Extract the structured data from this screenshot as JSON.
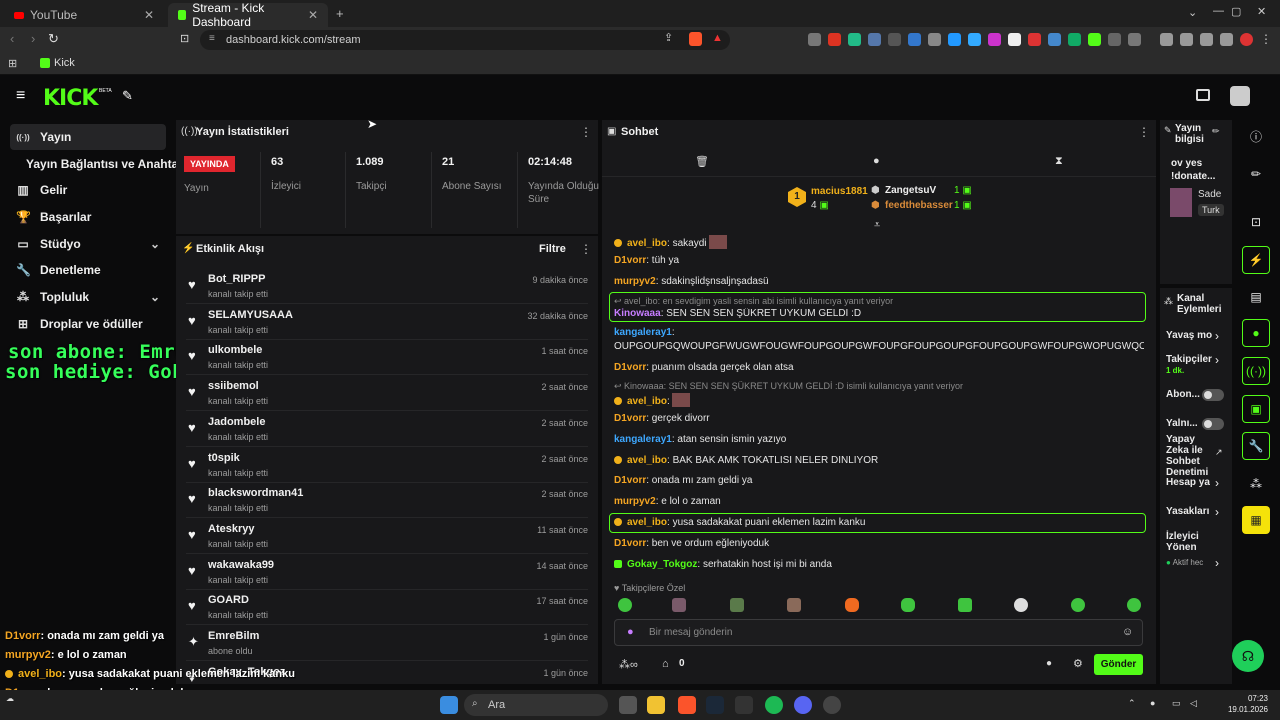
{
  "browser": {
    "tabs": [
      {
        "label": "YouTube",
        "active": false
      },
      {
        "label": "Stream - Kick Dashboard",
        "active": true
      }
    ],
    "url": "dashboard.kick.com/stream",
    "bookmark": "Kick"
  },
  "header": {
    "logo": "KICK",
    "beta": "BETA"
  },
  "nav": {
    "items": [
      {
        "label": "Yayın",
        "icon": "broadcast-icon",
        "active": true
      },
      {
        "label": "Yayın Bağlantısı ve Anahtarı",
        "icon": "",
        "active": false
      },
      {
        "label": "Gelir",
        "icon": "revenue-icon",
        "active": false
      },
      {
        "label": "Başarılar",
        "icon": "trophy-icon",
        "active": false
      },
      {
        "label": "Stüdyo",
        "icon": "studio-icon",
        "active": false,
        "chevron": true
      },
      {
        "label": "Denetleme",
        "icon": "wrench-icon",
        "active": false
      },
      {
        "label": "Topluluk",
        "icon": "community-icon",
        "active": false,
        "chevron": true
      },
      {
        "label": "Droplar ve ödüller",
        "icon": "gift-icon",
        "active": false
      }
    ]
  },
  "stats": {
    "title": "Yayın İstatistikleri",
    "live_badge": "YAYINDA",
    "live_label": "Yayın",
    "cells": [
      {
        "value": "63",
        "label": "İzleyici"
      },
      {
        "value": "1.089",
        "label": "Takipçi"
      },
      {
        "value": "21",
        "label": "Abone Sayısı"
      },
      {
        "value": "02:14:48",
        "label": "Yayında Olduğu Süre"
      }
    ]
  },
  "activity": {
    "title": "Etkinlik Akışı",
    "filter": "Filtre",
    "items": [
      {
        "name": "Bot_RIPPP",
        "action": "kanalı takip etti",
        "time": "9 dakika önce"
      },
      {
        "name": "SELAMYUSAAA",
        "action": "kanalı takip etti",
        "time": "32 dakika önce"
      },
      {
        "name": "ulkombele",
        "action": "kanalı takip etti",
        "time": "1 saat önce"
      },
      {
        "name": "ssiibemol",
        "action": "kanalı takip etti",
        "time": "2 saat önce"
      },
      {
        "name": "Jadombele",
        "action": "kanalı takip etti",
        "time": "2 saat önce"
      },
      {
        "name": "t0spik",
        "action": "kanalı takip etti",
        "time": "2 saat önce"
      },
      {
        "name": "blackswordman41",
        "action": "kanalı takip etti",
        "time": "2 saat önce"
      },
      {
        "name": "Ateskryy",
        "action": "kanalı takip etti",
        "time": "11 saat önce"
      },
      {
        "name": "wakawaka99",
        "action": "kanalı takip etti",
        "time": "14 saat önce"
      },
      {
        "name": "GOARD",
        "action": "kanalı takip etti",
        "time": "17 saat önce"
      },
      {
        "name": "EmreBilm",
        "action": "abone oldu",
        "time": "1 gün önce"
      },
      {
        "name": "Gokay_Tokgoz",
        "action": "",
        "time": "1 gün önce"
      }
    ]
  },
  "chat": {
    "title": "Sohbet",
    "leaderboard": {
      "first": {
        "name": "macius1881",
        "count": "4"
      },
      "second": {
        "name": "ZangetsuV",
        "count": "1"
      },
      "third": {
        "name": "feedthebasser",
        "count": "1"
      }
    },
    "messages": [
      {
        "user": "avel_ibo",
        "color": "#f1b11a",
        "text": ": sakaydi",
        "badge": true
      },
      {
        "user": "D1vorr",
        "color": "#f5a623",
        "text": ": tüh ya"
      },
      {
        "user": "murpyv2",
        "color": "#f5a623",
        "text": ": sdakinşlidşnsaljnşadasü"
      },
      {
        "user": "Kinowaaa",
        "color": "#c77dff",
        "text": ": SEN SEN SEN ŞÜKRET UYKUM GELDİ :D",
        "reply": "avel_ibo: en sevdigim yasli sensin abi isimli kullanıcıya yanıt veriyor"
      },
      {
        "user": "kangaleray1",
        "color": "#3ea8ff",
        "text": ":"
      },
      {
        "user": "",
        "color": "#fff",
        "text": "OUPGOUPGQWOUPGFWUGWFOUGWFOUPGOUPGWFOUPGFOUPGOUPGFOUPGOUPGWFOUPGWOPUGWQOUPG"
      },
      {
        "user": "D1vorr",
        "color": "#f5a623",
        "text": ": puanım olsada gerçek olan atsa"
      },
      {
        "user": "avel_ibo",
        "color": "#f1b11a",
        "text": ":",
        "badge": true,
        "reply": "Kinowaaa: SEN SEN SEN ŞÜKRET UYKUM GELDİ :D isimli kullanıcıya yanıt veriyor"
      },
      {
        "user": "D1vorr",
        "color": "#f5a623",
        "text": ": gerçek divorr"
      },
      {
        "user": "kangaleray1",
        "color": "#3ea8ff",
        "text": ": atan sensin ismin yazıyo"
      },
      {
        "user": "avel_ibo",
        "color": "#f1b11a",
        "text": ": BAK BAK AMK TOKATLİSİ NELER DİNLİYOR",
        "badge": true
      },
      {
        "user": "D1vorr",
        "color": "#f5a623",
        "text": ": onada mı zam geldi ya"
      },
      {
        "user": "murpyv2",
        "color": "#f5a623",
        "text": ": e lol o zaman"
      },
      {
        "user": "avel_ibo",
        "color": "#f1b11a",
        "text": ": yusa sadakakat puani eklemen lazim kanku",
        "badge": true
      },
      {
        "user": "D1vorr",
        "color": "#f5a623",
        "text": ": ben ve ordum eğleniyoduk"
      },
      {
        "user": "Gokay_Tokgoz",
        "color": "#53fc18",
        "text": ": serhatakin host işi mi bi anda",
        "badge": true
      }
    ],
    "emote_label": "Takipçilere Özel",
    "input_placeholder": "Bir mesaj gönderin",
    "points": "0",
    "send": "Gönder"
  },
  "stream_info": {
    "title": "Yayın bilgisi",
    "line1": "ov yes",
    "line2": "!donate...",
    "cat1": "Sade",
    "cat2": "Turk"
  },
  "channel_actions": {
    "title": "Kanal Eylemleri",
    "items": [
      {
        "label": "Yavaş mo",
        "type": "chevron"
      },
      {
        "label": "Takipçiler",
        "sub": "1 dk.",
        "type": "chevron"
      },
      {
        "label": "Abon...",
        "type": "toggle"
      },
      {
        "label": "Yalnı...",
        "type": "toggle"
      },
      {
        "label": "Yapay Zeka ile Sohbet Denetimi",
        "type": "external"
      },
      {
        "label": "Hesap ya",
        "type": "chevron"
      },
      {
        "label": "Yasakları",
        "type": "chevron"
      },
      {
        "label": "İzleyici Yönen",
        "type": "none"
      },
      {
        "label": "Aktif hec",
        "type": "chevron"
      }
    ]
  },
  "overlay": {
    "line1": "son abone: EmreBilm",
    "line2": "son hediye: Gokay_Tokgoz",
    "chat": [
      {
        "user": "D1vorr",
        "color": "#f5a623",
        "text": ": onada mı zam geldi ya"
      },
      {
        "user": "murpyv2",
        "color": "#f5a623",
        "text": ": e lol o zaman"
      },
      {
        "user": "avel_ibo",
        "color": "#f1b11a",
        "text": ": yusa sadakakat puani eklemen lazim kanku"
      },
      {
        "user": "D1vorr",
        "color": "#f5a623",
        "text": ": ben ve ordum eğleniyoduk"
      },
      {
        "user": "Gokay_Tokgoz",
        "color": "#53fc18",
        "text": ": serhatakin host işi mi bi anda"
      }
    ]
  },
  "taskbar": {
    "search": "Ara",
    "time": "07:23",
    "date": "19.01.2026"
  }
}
# # # #
→ **Do this**:
Transcribe every record above exactly, leaving out the pictures.

→ **Worked solution**:
Extract the structured data from this screenshot as JSON.
{
  "browser": {
    "tabs": [
      {
        "label": "YouTube",
        "active": false
      },
      {
        "label": "Stream - Kick Dashboard",
        "active": true
      }
    ],
    "url": "dashboard.kick.com/stream",
    "bookmark": "Kick"
  },
  "header": {
    "logo": "KICK",
    "beta": "BETA"
  },
  "nav": {
    "items": [
      {
        "label": "Yayın",
        "icon": "broadcast-icon",
        "active": true
      },
      {
        "label": "Yayın Bağlantısı ve Anahtarı",
        "icon": "",
        "active": false
      },
      {
        "label": "Gelir",
        "icon": "revenue-icon",
        "active": false
      },
      {
        "label": "Başarılar",
        "icon": "trophy-icon",
        "active": false
      },
      {
        "label": "Stüdyo",
        "icon": "studio-icon",
        "active": false,
        "chevron": true
      },
      {
        "label": "Denetleme",
        "icon": "wrench-icon",
        "active": false
      },
      {
        "label": "Topluluk",
        "icon": "community-icon",
        "active": false,
        "chevron": true
      },
      {
        "label": "Droplar ve ödüller",
        "icon": "gift-icon",
        "active": false
      }
    ]
  },
  "stats": {
    "title": "Yayın İstatistikleri",
    "live_badge": "YAYINDA",
    "live_label": "Yayın",
    "cells": [
      {
        "value": "63",
        "label": "İzleyici"
      },
      {
        "value": "1.089",
        "label": "Takipçi"
      },
      {
        "value": "21",
        "label": "Abone Sayısı"
      },
      {
        "value": "02:14:48",
        "label": "Yayında Olduğu Süre"
      }
    ]
  },
  "activity": {
    "title": "Etkinlik Akışı",
    "filter": "Filtre",
    "items": [
      {
        "name": "Bot_RIPPP",
        "action": "kanalı takip etti",
        "time": "9 dakika önce"
      },
      {
        "name": "SELAMYUSAAA",
        "action": "kanalı takip etti",
        "time": "32 dakika önce"
      },
      {
        "name": "ulkombele",
        "action": "kanalı takip etti",
        "time": "1 saat önce"
      },
      {
        "name": "ssiibemol",
        "action": "kanalı takip etti",
        "time": "2 saat önce"
      },
      {
        "name": "Jadombele",
        "action": "kanalı takip etti",
        "time": "2 saat önce"
      },
      {
        "name": "t0spik",
        "action": "kanalı takip etti",
        "time": "2 saat önce"
      },
      {
        "name": "blackswordman41",
        "action": "kanalı takip etti",
        "time": "2 saat önce"
      },
      {
        "name": "Ateskryy",
        "action": "kanalı takip etti",
        "time": "11 saat önce"
      },
      {
        "name": "wakawaka99",
        "action": "kanalı takip etti",
        "time": "14 saat önce"
      },
      {
        "name": "GOARD",
        "action": "kanalı takip etti",
        "time": "17 saat önce"
      },
      {
        "name": "EmreBilm",
        "action": "abone oldu",
        "time": "1 gün önce"
      },
      {
        "name": "Gokay_Tokgoz",
        "action": "",
        "time": "1 gün önce"
      }
    ]
  },
  "chat": {
    "title": "Sohbet",
    "leaderboard": {
      "first": {
        "name": "macius1881",
        "count": "4"
      },
      "second": {
        "name": "ZangetsuV",
        "count": "1"
      },
      "third": {
        "name": "feedthebasser",
        "count": "1"
      }
    },
    "messages": [
      {
        "user": "avel_ibo",
        "color": "#f1b11a",
        "text": ": sakaydi",
        "badge": true
      },
      {
        "user": "D1vorr",
        "color": "#f5a623",
        "text": ": tüh ya"
      },
      {
        "user": "murpyv2",
        "color": "#f5a623",
        "text": ": sdakinşlidşnsaljnşadasü"
      },
      {
        "user": "Kinowaaa",
        "color": "#c77dff",
        "text": ": SEN SEN SEN ŞÜKRET UYKUM GELDİ :D",
        "reply": "avel_ibo: en sevdigim yasli sensin abi isimli kullanıcıya yanıt veriyor"
      },
      {
        "user": "kangaleray1",
        "color": "#3ea8ff",
        "text": ":"
      },
      {
        "user": "",
        "color": "#fff",
        "text": "OUPGOUPGQWOUPGFWUGWFOUGWFOUPGOUPGWFOUPGFOUPGOUPGFOUPGOUPGWFOUPGWOPUGWQOUPG"
      },
      {
        "user": "D1vorr",
        "color": "#f5a623",
        "text": ": puanım olsada gerçek olan atsa"
      },
      {
        "user": "avel_ibo",
        "color": "#f1b11a",
        "text": ":",
        "badge": true,
        "reply": "Kinowaaa: SEN SEN SEN ŞÜKRET UYKUM GELDİ :D isimli kullanıcıya yanıt veriyor"
      },
      {
        "user": "D1vorr",
        "color": "#f5a623",
        "text": ": gerçek divorr"
      },
      {
        "user": "kangaleray1",
        "color": "#3ea8ff",
        "text": ": atan sensin ismin yazıyo"
      },
      {
        "user": "avel_ibo",
        "color": "#f1b11a",
        "text": ": BAK BAK AMK TOKATLİSİ NELER DİNLİYOR",
        "badge": true
      },
      {
        "user": "D1vorr",
        "color": "#f5a623",
        "text": ": onada mı zam geldi ya"
      },
      {
        "user": "murpyv2",
        "color": "#f5a623",
        "text": ": e lol o zaman"
      },
      {
        "user": "avel_ibo",
        "color": "#f1b11a",
        "text": ": yusa sadakakat puani eklemen lazim kanku",
        "badge": true
      },
      {
        "user": "D1vorr",
        "color": "#f5a623",
        "text": ": ben ve ordum eğleniyoduk"
      },
      {
        "user": "Gokay_Tokgoz",
        "color": "#53fc18",
        "text": ": serhatakin host işi mi bi anda",
        "badge": true
      }
    ],
    "emote_label": "Takipçilere Özel",
    "input_placeholder": "Bir mesaj gönderin",
    "points": "0",
    "send": "Gönder"
  },
  "stream_info": {
    "title": "Yayın bilgisi",
    "line1": "ov yes",
    "line2": "!donate...",
    "cat1": "Sade",
    "cat2": "Turk"
  },
  "channel_actions": {
    "title": "Kanal Eylemleri",
    "items": [
      {
        "label": "Yavaş mo",
        "type": "chevron"
      },
      {
        "label": "Takipçiler",
        "sub": "1 dk.",
        "type": "chevron"
      },
      {
        "label": "Abon...",
        "type": "toggle"
      },
      {
        "label": "Yalnı...",
        "type": "toggle"
      },
      {
        "label": "Yapay Zeka ile Sohbet Denetimi",
        "type": "external"
      },
      {
        "label": "Hesap ya",
        "type": "chevron"
      },
      {
        "label": "Yasakları",
        "type": "chevron"
      },
      {
        "label": "İzleyici Yönen",
        "type": "none"
      },
      {
        "label": "Aktif hec",
        "type": "chevron"
      }
    ]
  },
  "overlay": {
    "line1": "son abone: EmreBilm",
    "line2": "son hediye: Gokay_Tokgoz",
    "chat": [
      {
        "user": "D1vorr",
        "color": "#f5a623",
        "text": ": onada mı zam geldi ya"
      },
      {
        "user": "murpyv2",
        "color": "#f5a623",
        "text": ": e lol o zaman"
      },
      {
        "user": "avel_ibo",
        "color": "#f1b11a",
        "text": ": yusa sadakakat puani eklemen lazim kanku"
      },
      {
        "user": "D1vorr",
        "color": "#f5a623",
        "text": ": ben ve ordum eğleniyoduk"
      },
      {
        "user": "Gokay_Tokgoz",
        "color": "#53fc18",
        "text": ": serhatakin host işi mi bi anda"
      }
    ]
  },
  "taskbar": {
    "search": "Ara",
    "time": "07:23",
    "date": "19.01.2026"
  }
}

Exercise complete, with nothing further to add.